-- Begin --
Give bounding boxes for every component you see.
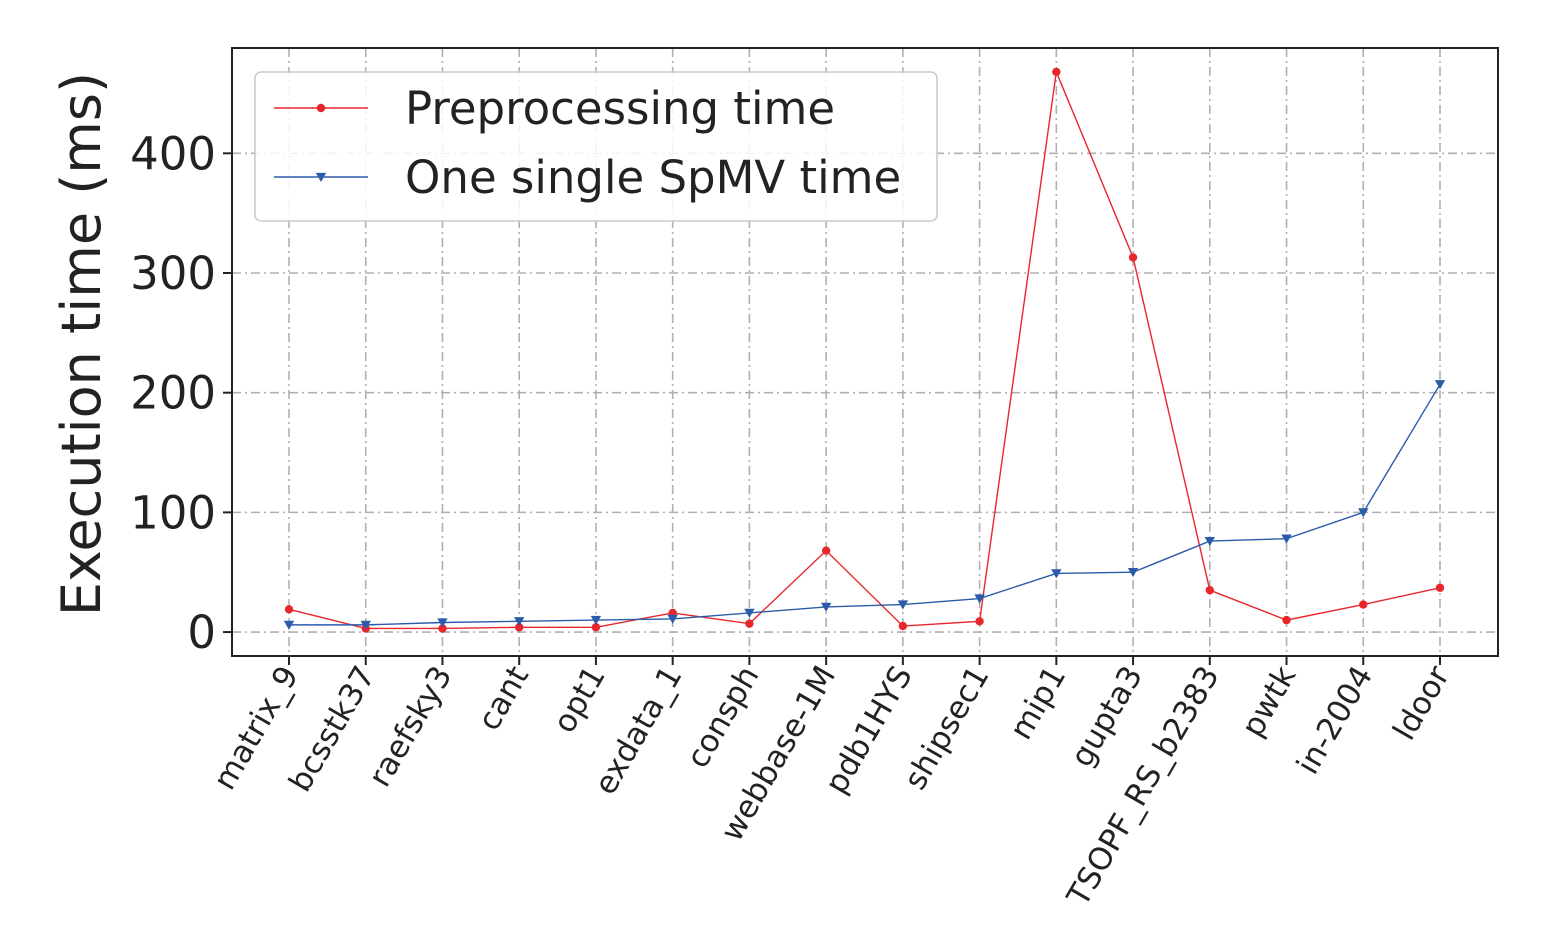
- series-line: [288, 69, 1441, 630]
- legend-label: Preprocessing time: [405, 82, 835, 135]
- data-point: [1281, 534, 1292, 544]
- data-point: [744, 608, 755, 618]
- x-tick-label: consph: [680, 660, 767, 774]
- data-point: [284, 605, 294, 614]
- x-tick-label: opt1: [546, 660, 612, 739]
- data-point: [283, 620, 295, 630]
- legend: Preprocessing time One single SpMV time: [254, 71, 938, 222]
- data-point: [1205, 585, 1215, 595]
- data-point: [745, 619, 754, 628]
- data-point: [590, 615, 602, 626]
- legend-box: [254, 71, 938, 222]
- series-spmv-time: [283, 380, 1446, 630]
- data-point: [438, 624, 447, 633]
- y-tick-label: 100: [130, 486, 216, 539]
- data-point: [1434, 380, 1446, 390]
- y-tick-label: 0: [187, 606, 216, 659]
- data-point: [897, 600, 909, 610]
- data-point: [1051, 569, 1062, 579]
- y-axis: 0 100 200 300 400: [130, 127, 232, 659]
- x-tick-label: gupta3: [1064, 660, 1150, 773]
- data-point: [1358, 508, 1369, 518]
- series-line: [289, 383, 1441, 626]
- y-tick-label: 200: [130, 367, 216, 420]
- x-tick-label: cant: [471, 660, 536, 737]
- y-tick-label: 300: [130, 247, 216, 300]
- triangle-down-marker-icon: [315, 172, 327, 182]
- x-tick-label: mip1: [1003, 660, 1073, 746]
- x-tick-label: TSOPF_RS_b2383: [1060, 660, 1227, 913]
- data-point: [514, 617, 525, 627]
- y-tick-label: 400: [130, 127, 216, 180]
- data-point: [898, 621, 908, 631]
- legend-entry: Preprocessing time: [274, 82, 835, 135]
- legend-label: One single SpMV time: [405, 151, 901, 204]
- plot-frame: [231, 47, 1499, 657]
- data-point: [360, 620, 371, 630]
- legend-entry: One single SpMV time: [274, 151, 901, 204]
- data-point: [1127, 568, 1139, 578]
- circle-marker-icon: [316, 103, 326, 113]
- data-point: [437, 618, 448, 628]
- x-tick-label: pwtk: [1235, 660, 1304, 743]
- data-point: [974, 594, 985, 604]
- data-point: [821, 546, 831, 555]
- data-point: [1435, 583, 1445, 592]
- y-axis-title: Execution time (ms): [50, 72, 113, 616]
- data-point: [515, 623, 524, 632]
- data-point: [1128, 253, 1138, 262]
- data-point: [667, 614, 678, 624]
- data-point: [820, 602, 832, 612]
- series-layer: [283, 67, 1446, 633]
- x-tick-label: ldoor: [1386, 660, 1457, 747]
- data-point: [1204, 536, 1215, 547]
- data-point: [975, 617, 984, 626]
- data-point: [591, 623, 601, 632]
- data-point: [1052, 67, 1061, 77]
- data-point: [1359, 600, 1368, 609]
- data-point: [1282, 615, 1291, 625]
-- End --
-- Begin --
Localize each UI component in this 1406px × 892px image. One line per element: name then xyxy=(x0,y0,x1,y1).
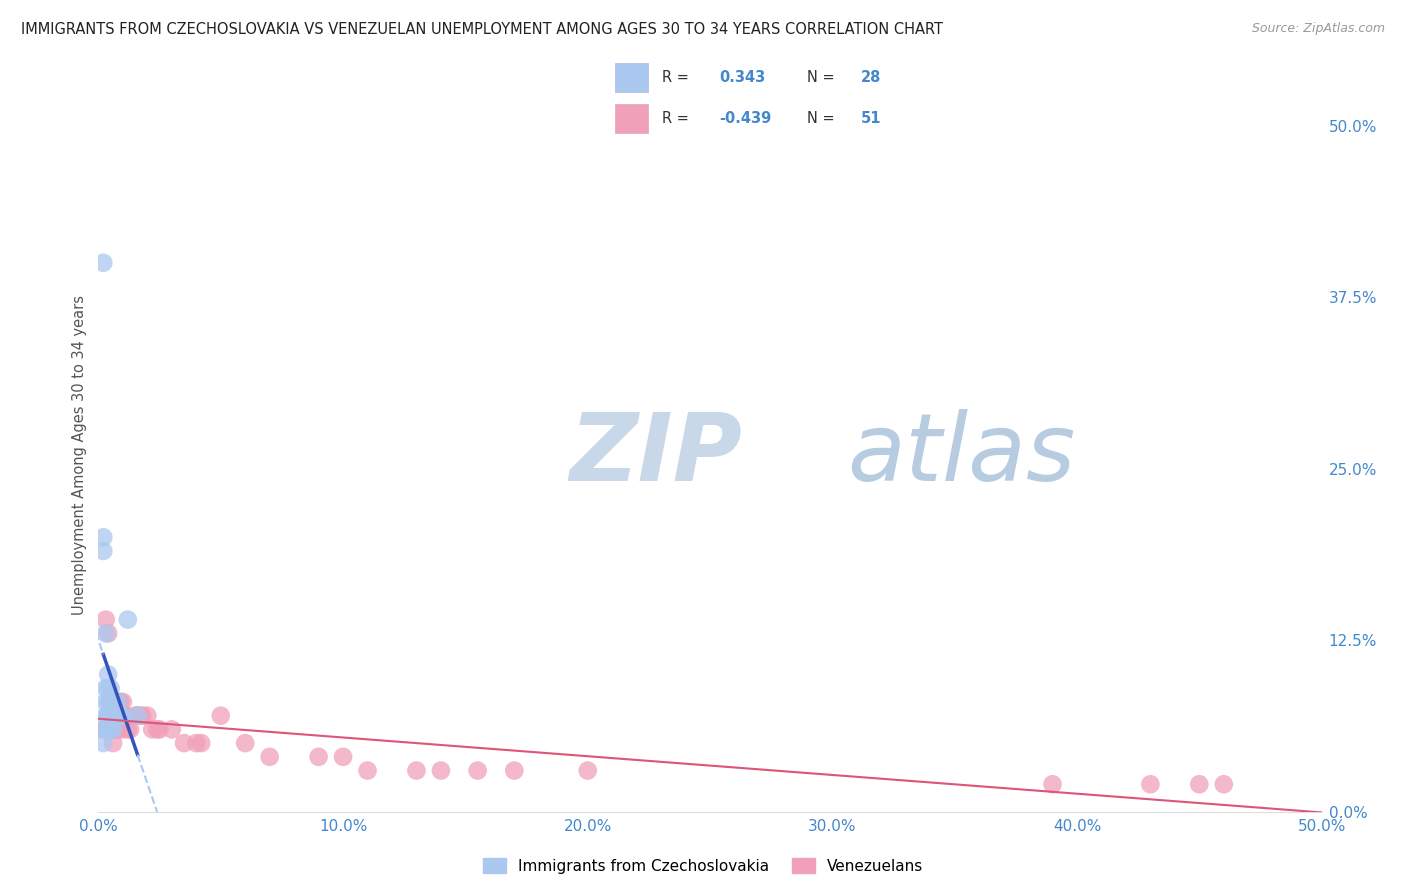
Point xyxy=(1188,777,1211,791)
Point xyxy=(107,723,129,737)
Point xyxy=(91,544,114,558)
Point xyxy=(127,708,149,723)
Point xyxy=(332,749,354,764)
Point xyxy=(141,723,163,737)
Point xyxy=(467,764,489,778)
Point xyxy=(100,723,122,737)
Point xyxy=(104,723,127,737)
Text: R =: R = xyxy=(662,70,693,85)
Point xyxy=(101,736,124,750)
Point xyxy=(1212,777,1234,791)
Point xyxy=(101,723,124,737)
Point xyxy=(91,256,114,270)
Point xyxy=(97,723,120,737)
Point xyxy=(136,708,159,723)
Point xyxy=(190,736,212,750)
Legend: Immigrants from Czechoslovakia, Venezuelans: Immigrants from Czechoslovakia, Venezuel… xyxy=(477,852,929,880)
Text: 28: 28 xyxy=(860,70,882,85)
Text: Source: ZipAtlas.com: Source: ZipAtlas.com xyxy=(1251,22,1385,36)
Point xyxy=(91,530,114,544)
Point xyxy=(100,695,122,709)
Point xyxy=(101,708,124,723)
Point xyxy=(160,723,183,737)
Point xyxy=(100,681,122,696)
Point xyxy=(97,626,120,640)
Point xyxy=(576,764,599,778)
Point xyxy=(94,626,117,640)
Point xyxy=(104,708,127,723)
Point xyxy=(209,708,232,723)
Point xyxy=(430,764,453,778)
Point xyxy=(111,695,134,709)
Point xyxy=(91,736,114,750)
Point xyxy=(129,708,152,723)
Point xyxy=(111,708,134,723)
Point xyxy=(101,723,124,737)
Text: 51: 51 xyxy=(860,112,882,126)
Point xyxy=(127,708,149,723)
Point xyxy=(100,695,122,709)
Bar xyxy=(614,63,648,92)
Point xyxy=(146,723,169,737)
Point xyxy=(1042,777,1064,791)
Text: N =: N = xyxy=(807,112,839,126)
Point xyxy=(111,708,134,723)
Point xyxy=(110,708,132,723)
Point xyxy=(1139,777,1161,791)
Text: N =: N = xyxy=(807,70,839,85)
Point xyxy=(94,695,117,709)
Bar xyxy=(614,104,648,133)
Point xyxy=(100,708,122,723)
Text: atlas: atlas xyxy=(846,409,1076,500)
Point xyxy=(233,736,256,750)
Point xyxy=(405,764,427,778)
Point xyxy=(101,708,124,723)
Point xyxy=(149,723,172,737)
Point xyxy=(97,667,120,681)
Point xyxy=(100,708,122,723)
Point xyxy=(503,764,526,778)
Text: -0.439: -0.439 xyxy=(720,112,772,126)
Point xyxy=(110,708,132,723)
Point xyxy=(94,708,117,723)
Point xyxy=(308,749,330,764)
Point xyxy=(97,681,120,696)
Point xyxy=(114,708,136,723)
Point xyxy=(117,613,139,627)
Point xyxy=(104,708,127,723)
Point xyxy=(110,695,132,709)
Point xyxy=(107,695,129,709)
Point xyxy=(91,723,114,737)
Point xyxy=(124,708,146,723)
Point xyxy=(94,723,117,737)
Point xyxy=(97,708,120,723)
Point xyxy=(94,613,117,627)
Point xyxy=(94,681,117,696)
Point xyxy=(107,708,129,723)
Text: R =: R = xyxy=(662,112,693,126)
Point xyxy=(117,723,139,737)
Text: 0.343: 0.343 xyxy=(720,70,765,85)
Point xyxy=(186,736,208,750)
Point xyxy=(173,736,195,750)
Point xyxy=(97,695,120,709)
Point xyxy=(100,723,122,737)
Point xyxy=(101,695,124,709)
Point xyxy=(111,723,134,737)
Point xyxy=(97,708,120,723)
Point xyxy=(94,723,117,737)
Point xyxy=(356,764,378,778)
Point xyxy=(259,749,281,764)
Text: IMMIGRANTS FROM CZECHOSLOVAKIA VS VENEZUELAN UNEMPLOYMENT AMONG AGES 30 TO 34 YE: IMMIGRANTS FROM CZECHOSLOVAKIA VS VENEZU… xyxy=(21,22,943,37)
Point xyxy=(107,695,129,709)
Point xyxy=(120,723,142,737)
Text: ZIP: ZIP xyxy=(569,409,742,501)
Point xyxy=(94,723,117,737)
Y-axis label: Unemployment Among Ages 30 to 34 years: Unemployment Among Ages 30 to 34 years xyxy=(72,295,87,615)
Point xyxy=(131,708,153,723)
-- End --
-- Begin --
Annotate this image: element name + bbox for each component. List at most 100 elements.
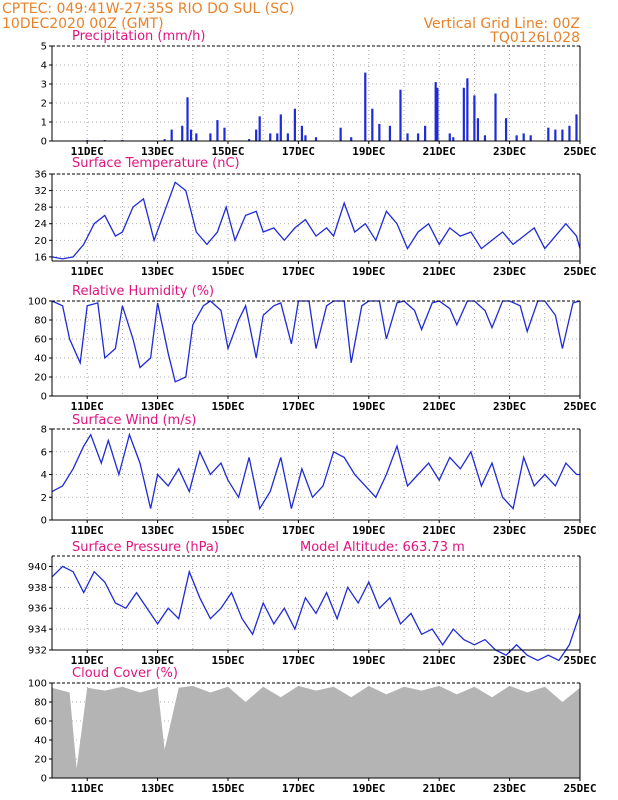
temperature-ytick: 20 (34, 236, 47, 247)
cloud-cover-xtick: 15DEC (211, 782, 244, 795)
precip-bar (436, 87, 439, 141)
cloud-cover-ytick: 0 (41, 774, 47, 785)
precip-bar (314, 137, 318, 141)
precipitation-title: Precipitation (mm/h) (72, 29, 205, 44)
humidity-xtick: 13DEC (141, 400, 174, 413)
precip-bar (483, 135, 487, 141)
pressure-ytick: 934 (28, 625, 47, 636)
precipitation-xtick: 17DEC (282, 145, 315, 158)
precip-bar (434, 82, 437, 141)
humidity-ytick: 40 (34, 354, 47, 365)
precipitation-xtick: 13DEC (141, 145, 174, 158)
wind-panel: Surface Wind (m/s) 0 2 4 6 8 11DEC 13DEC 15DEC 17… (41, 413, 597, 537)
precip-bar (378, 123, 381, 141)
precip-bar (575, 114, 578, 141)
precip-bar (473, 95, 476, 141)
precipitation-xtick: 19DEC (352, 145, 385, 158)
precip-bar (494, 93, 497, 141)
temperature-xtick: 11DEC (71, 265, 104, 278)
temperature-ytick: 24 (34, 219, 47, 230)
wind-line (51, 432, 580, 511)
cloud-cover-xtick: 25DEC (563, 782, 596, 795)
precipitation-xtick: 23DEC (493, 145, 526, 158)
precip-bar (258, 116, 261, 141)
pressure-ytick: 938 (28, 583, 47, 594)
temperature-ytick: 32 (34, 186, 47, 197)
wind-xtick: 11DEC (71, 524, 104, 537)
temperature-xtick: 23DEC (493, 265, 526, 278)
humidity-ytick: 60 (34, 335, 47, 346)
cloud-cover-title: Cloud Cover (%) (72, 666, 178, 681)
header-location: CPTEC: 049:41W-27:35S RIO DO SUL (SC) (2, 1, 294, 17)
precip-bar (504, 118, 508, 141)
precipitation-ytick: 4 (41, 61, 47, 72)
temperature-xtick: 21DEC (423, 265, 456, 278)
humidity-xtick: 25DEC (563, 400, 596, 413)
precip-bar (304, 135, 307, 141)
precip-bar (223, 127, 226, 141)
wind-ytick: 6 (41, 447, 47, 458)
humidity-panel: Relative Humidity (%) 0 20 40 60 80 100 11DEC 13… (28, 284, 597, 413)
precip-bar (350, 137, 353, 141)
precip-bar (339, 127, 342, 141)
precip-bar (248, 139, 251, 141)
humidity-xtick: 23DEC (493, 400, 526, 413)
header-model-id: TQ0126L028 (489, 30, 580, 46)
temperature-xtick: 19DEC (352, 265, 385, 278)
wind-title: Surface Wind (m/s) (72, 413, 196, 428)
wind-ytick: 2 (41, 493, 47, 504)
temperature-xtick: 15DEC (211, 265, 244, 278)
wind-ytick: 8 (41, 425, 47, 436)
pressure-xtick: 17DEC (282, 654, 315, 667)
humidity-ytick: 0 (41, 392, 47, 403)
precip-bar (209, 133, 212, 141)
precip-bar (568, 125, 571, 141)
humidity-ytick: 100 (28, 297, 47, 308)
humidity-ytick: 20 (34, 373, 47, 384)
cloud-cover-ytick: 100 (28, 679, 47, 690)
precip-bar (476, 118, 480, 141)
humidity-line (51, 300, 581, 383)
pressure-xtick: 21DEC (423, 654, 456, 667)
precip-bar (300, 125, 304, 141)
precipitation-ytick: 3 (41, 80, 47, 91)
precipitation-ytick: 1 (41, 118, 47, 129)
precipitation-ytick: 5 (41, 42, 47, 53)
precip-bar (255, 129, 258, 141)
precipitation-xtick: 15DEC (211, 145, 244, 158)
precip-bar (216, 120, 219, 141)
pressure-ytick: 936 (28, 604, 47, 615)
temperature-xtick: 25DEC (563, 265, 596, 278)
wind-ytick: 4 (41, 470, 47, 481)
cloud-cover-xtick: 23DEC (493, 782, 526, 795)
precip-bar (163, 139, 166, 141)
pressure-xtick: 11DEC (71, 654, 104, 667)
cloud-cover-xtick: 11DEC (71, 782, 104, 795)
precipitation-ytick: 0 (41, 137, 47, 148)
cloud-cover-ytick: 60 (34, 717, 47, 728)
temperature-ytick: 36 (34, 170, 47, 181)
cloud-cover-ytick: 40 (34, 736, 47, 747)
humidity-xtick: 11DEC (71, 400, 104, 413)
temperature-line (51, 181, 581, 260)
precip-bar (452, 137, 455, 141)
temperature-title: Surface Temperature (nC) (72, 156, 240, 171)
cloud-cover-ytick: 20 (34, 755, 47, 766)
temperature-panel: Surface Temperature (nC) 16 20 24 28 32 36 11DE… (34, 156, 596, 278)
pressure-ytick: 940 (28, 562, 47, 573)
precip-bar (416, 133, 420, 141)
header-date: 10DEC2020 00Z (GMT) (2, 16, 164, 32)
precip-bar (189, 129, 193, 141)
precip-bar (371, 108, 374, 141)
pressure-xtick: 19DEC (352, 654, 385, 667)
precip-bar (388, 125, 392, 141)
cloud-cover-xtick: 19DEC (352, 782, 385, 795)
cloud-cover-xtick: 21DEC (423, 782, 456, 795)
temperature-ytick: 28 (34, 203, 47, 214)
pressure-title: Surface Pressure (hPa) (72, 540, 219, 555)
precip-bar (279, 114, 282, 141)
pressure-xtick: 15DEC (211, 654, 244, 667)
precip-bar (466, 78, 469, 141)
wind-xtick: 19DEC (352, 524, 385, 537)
-- End --
Please revise the records from the line containing "temperature-ytick: 20 (34, 236, 47, 247)" down to the line containing "precip-bar (223, 127, 226, 141)", changing every "precip-bar" to "precipitation-bar" and leaving the rest untouched. Give back only those lines.

temperature-ytick: 20 (34, 236, 47, 247)
cloud-cover-xtick: 15DEC (211, 782, 244, 795)
precipitation-bar (436, 87, 439, 141)
cloud-cover-ytick: 0 (41, 774, 47, 785)
precipitation-bar (314, 137, 318, 141)
precipitation-title: Precipitation (mm/h) (72, 29, 205, 44)
humidity-xtick: 13DEC (141, 400, 174, 413)
precipitation-bar (483, 135, 487, 141)
pressure-ytick: 934 (28, 625, 47, 636)
precipitation-xtick: 17DEC (282, 145, 315, 158)
precipitation-bar (434, 82, 437, 141)
humidity-ytick: 40 (34, 354, 47, 365)
precipitation-xtick: 13DEC (141, 145, 174, 158)
wind-panel: Surface Wind (m/s) 0 2 4 6 8 11DEC 13DEC 15DEC 17… (41, 413, 597, 537)
precipitation-bar (378, 123, 381, 141)
precipitation-bar (575, 114, 578, 141)
precipitation-bar (473, 95, 476, 141)
precipitation-xtick: 19DEC (352, 145, 385, 158)
precipitation-bar (494, 93, 497, 141)
temperature-xtick: 11DEC (71, 265, 104, 278)
temperature-ytick: 24 (34, 219, 47, 230)
wind-line (51, 432, 580, 511)
cloud-cover-xtick: 25DEC (563, 782, 596, 795)
precipitation-xtick: 23DEC (493, 145, 526, 158)
precipitation-bar (258, 116, 261, 141)
pressure-ytick: 938 (28, 583, 47, 594)
temperature-ytick: 32 (34, 186, 47, 197)
wind-xtick: 11DEC (71, 524, 104, 537)
temperature-xtick: 23DEC (493, 265, 526, 278)
humidity-ytick: 60 (34, 335, 47, 346)
cloud-cover-title: Cloud Cover (%) (72, 666, 178, 681)
header-location: CPTEC: 049:41W-27:35S RIO DO SUL (SC) (2, 1, 294, 17)
precipitation-bar (504, 118, 508, 141)
precipitation-ytick: 4 (41, 61, 47, 72)
temperature-xtick: 21DEC (423, 265, 456, 278)
humidity-xtick: 25DEC (563, 400, 596, 413)
precipitation-bar (304, 135, 307, 141)
precipitation-bar (223, 127, 226, 141)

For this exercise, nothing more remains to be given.